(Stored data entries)
-=-=-=-=-

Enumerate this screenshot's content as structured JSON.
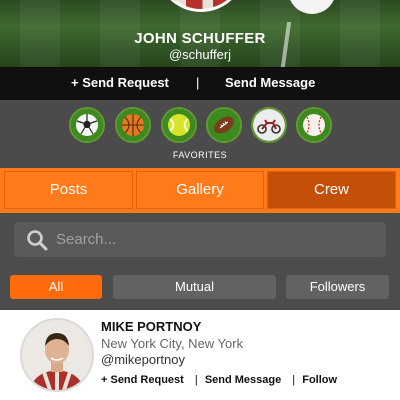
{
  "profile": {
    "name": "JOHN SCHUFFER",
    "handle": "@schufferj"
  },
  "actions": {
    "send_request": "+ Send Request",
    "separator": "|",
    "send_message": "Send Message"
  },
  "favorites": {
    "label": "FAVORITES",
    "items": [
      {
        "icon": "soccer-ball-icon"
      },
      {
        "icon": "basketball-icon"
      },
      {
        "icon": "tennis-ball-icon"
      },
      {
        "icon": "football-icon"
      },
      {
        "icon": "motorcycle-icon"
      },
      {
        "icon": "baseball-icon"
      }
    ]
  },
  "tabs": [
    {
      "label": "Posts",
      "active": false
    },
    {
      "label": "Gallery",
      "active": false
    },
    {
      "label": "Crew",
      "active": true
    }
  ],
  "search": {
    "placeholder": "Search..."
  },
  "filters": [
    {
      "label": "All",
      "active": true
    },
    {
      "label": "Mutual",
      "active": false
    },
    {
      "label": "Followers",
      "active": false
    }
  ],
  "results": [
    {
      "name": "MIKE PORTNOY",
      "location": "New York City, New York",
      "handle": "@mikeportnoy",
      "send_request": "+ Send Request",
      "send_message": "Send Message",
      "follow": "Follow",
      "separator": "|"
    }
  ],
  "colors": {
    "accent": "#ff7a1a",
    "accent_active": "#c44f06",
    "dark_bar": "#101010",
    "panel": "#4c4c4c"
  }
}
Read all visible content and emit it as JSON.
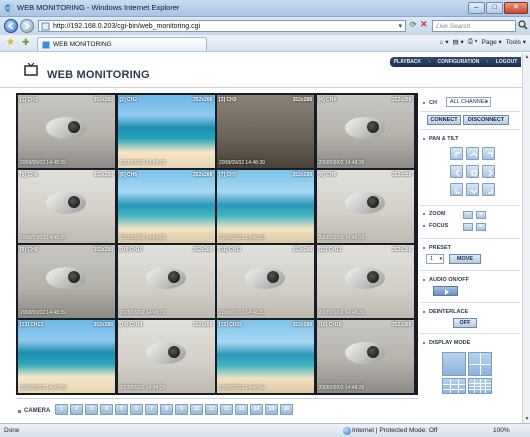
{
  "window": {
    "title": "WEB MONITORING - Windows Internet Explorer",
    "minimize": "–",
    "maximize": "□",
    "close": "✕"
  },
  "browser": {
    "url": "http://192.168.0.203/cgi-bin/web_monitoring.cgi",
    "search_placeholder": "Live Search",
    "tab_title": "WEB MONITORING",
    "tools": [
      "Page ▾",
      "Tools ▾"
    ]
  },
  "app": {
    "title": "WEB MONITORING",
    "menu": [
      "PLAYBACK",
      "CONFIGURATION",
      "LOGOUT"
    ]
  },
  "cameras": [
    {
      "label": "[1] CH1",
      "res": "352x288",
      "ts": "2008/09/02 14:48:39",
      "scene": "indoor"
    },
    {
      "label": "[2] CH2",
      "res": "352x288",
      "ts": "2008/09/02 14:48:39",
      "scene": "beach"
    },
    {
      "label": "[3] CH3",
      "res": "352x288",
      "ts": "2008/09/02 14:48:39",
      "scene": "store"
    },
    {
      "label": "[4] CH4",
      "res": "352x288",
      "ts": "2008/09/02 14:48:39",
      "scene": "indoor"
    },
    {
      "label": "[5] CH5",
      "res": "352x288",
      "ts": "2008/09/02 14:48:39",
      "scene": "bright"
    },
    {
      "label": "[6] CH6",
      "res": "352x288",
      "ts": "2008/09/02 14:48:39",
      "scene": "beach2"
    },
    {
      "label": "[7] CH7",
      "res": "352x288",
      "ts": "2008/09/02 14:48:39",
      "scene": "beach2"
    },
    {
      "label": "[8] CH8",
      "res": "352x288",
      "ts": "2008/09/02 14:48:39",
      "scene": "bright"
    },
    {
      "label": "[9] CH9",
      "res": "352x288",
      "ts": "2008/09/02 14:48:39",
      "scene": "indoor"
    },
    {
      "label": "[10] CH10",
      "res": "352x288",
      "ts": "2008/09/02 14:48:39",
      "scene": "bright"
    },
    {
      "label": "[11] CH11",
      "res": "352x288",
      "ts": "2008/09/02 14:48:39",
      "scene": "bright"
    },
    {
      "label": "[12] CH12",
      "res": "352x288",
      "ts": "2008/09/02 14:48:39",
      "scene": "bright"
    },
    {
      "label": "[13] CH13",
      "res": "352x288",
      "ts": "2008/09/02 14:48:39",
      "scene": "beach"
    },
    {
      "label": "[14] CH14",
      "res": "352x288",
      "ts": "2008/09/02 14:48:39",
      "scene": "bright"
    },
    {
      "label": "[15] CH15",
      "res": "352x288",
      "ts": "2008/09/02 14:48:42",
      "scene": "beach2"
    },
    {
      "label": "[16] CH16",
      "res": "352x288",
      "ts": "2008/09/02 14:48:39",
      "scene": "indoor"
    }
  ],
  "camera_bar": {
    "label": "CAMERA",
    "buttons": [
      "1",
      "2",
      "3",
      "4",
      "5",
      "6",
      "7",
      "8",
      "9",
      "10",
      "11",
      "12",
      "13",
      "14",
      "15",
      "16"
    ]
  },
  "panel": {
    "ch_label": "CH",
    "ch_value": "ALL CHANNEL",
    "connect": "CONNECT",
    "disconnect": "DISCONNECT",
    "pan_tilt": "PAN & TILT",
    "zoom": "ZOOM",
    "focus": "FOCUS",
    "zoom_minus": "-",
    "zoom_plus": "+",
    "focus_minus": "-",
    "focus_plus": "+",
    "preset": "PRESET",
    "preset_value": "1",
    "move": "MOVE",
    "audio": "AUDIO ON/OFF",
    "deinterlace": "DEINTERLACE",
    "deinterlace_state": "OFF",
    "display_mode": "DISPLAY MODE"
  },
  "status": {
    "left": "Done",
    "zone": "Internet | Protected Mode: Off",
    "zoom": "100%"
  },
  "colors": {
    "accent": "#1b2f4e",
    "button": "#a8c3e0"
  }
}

-=-=-=-=-

# SHORT TASK
Write out the data precisely as given, excluding the pictures.

# SOLUTION TO THE EXERCISE
Enumerate this screenshot's content as structured JSON.
{
  "profile": {
    "name": "JOHN SCHUFFER",
    "handle": "@schufferj"
  },
  "actions": {
    "send_request": "+ Send Request",
    "separator": "|",
    "send_message": "Send Message"
  },
  "favorites": {
    "label": "FAVORITES",
    "items": [
      {
        "icon": "soccer-ball-icon"
      },
      {
        "icon": "basketball-icon"
      },
      {
        "icon": "tennis-ball-icon"
      },
      {
        "icon": "football-icon"
      },
      {
        "icon": "motorcycle-icon"
      },
      {
        "icon": "baseball-icon"
      }
    ]
  },
  "tabs": [
    {
      "label": "Posts",
      "active": false
    },
    {
      "label": "Gallery",
      "active": false
    },
    {
      "label": "Crew",
      "active": true
    }
  ],
  "search": {
    "placeholder": "Search..."
  },
  "filters": [
    {
      "label": "All",
      "active": true
    },
    {
      "label": "Mutual",
      "active": false
    },
    {
      "label": "Followers",
      "active": false
    }
  ],
  "results": [
    {
      "name": "MIKE PORTNOY",
      "location": "New York City, New York",
      "handle": "@mikeportnoy",
      "send_request": "+ Send Request",
      "send_message": "Send Message",
      "follow": "Follow",
      "separator": "|"
    }
  ],
  "colors": {
    "accent": "#ff7a1a",
    "accent_active": "#c44f06",
    "dark_bar": "#101010",
    "panel": "#4c4c4c"
  }
}
Read all visible content and emit it as JSON.
{
  "window": {
    "title": "WEB MONITORING - Windows Internet Explorer",
    "minimize": "–",
    "maximize": "□",
    "close": "✕"
  },
  "browser": {
    "url": "http://192.168.0.203/cgi-bin/web_monitoring.cgi",
    "search_placeholder": "Live Search",
    "tab_title": "WEB MONITORING",
    "tools": [
      "Page ▾",
      "Tools ▾"
    ]
  },
  "app": {
    "title": "WEB MONITORING",
    "menu": [
      "PLAYBACK",
      "CONFIGURATION",
      "LOGOUT"
    ]
  },
  "cameras": [
    {
      "label": "[1] CH1",
      "res": "352x288",
      "ts": "2008/09/02 14:48:39",
      "scene": "indoor"
    },
    {
      "label": "[2] CH2",
      "res": "352x288",
      "ts": "2008/09/02 14:48:39",
      "scene": "beach"
    },
    {
      "label": "[3] CH3",
      "res": "352x288",
      "ts": "2008/09/02 14:48:39",
      "scene": "store"
    },
    {
      "label": "[4] CH4",
      "res": "352x288",
      "ts": "2008/09/02 14:48:39",
      "scene": "indoor"
    },
    {
      "label": "[5] CH5",
      "res": "352x288",
      "ts": "2008/09/02 14:48:39",
      "scene": "bright"
    },
    {
      "label": "[6] CH6",
      "res": "352x288",
      "ts": "2008/09/02 14:48:39",
      "scene": "beach2"
    },
    {
      "label": "[7] CH7",
      "res": "352x288",
      "ts": "2008/09/02 14:48:39",
      "scene": "beach2"
    },
    {
      "label": "[8] CH8",
      "res": "352x288",
      "ts": "2008/09/02 14:48:39",
      "scene": "bright"
    },
    {
      "label": "[9] CH9",
      "res": "352x288",
      "ts": "2008/09/02 14:48:39",
      "scene": "indoor"
    },
    {
      "label": "[10] CH10",
      "res": "352x288",
      "ts": "2008/09/02 14:48:39",
      "scene": "bright"
    },
    {
      "label": "[11] CH11",
      "res": "352x288",
      "ts": "2008/09/02 14:48:39",
      "scene": "bright"
    },
    {
      "label": "[12] CH12",
      "res": "352x288",
      "ts": "2008/09/02 14:48:39",
      "scene": "bright"
    },
    {
      "label": "[13] CH13",
      "res": "352x288",
      "ts": "2008/09/02 14:48:39",
      "scene": "beach"
    },
    {
      "label": "[14] CH14",
      "res": "352x288",
      "ts": "2008/09/02 14:48:39",
      "scene": "bright"
    },
    {
      "label": "[15] CH15",
      "res": "352x288",
      "ts": "2008/09/02 14:48:42",
      "scene": "beach2"
    },
    {
      "label": "[16] CH16",
      "res": "352x288",
      "ts": "2008/09/02 14:48:39",
      "scene": "indoor"
    }
  ],
  "camera_bar": {
    "label": "CAMERA",
    "buttons": [
      "1",
      "2",
      "3",
      "4",
      "5",
      "6",
      "7",
      "8",
      "9",
      "10",
      "11",
      "12",
      "13",
      "14",
      "15",
      "16"
    ]
  },
  "panel": {
    "ch_label": "CH",
    "ch_value": "ALL CHANNEL",
    "connect": "CONNECT",
    "disconnect": "DISCONNECT",
    "pan_tilt": "PAN & TILT",
    "zoom": "ZOOM",
    "focus": "FOCUS",
    "zoom_minus": "-",
    "zoom_plus": "+",
    "focus_minus": "-",
    "focus_plus": "+",
    "preset": "PRESET",
    "preset_value": "1",
    "move": "MOVE",
    "audio": "AUDIO ON/OFF",
    "deinterlace": "DEINTERLACE",
    "deinterlace_state": "OFF",
    "display_mode": "DISPLAY MODE"
  },
  "status": {
    "left": "Done",
    "zone": "Internet | Protected Mode: Off",
    "zoom": "100%"
  },
  "colors": {
    "accent": "#1b2f4e",
    "button": "#a8c3e0"
  }
}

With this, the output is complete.